**TASK TO CARRY OUT**
Lay out the records from the line with "Give bounding boxes" up to and including the line with "candle-body xyxy=(492,147,498,154)" as a two-column CSV with the columns input and output. Give one row per record, with its text and its answer each in a single quoted field, line breaks turned into spaces, and the pictures left out.

**PROVIDED DATA**
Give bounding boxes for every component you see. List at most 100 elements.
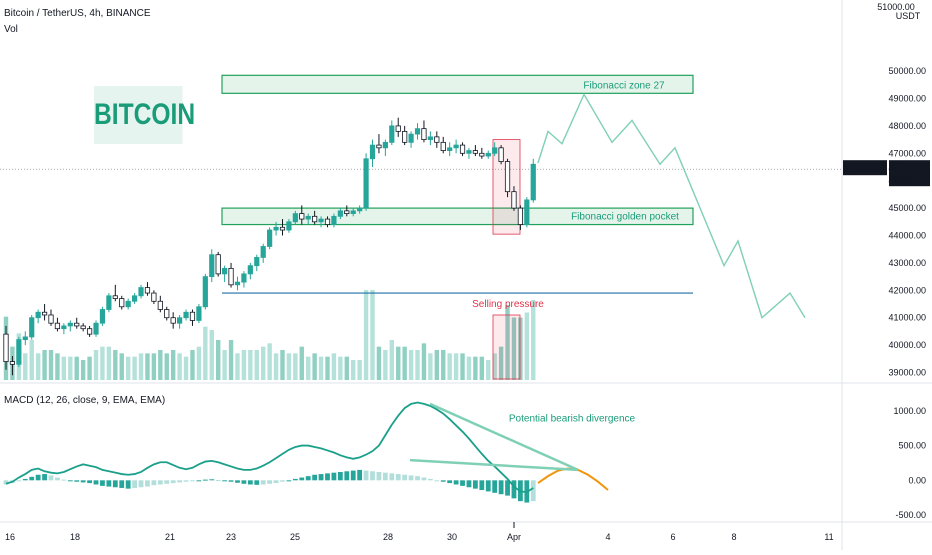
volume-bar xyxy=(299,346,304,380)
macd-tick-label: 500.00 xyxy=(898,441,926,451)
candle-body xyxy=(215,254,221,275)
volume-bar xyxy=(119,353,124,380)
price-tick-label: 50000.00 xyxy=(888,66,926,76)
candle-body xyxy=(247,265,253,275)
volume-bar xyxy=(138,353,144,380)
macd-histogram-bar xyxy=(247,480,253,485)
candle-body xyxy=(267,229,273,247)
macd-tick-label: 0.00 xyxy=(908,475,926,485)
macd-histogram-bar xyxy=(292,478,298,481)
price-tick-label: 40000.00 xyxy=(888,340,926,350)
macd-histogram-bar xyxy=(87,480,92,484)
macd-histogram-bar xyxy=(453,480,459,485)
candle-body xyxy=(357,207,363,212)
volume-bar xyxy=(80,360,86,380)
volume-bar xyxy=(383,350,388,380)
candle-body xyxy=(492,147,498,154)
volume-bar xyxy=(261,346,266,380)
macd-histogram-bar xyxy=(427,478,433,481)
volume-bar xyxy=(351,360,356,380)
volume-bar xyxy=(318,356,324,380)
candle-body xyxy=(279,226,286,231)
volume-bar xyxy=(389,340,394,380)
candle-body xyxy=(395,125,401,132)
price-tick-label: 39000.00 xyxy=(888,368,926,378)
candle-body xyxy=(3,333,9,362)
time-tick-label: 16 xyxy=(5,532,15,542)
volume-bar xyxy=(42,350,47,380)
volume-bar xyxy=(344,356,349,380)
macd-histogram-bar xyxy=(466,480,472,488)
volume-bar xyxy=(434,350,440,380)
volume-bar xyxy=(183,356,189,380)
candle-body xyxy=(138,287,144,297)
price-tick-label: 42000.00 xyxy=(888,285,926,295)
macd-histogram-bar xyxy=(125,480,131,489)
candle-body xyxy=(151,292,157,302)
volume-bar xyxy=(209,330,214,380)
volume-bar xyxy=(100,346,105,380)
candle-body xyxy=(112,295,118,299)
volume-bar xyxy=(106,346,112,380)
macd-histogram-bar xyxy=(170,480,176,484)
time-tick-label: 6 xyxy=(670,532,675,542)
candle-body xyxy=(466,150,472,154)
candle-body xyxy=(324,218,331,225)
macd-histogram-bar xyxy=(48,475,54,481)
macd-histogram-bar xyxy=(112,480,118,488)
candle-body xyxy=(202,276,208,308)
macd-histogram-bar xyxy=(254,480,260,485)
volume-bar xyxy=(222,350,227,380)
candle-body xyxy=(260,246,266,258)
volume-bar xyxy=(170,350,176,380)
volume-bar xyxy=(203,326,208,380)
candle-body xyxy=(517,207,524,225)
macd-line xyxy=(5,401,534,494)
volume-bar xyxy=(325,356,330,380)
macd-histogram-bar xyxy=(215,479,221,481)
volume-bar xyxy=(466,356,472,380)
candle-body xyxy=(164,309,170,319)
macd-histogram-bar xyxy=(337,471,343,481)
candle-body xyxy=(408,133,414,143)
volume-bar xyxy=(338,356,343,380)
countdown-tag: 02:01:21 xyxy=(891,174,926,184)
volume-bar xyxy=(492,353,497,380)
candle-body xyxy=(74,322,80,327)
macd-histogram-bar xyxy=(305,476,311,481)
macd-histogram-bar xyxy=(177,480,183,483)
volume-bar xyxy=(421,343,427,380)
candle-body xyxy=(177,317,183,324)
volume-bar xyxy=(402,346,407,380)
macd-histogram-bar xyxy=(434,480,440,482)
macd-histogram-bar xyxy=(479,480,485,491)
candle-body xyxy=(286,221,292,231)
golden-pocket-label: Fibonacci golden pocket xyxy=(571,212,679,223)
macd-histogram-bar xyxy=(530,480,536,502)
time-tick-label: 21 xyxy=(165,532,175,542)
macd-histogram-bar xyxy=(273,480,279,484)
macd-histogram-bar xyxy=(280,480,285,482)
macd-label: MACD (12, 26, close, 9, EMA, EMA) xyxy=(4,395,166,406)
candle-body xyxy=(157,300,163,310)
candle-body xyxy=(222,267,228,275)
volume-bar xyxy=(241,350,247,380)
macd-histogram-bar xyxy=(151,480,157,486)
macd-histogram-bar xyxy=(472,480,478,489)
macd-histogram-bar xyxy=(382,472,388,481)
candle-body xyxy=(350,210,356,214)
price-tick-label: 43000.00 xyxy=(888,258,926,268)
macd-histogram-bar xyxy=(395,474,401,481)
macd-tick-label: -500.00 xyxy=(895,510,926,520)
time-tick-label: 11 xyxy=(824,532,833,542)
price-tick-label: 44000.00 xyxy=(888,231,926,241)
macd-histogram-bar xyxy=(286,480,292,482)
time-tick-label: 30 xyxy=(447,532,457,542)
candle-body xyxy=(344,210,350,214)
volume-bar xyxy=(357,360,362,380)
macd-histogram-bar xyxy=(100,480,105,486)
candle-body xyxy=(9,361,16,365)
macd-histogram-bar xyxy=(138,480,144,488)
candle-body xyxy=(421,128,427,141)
* * *
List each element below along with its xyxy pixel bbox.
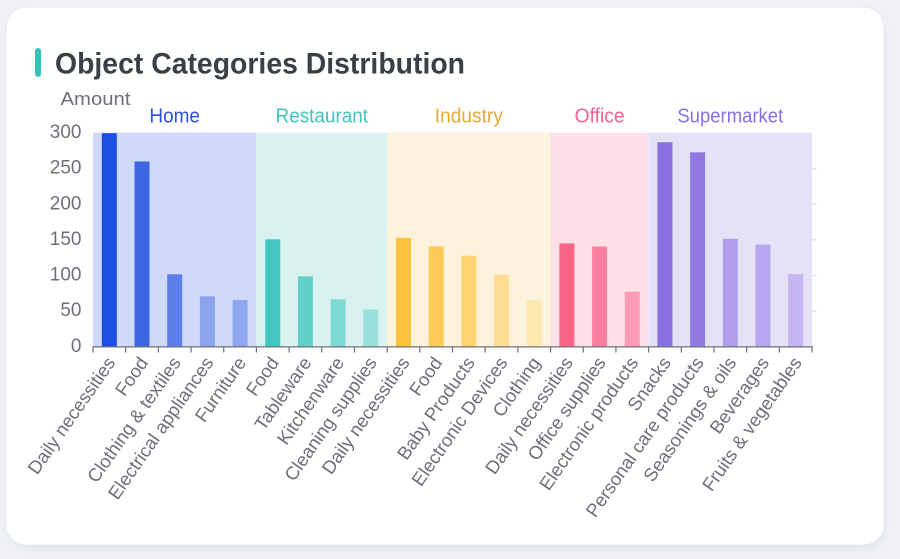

**RIGHT ANSWER**
input,output
"Give bounding boxes for every component you see. List at most 100 elements.","volume-bar xyxy=(299,346,304,380) macd-tick-label: 500.00 xyxy=(898,441,926,451) candle-body xyxy=(215,254,221,275) volume-bar xyxy=(119,353,124,380) price-tick-label: 50000.00 xyxy=(888,66,926,76) candle-body xyxy=(247,265,253,275) volume-bar xyxy=(138,353,144,380) macd-histogram-bar xyxy=(247,480,253,485) candle-body xyxy=(267,229,273,247) macd-tick-label: 0.00 xyxy=(908,475,926,485) macd-histogram-bar xyxy=(292,478,298,481) price-tick-label: 40000.00 xyxy=(888,340,926,350) macd-histogram-bar xyxy=(87,480,92,484) macd-histogram-bar xyxy=(453,480,459,485) candle-body xyxy=(357,207,363,212) volume-bar xyxy=(80,360,86,380) volume-bar xyxy=(383,350,388,380) candle-body xyxy=(492,147,498,154)"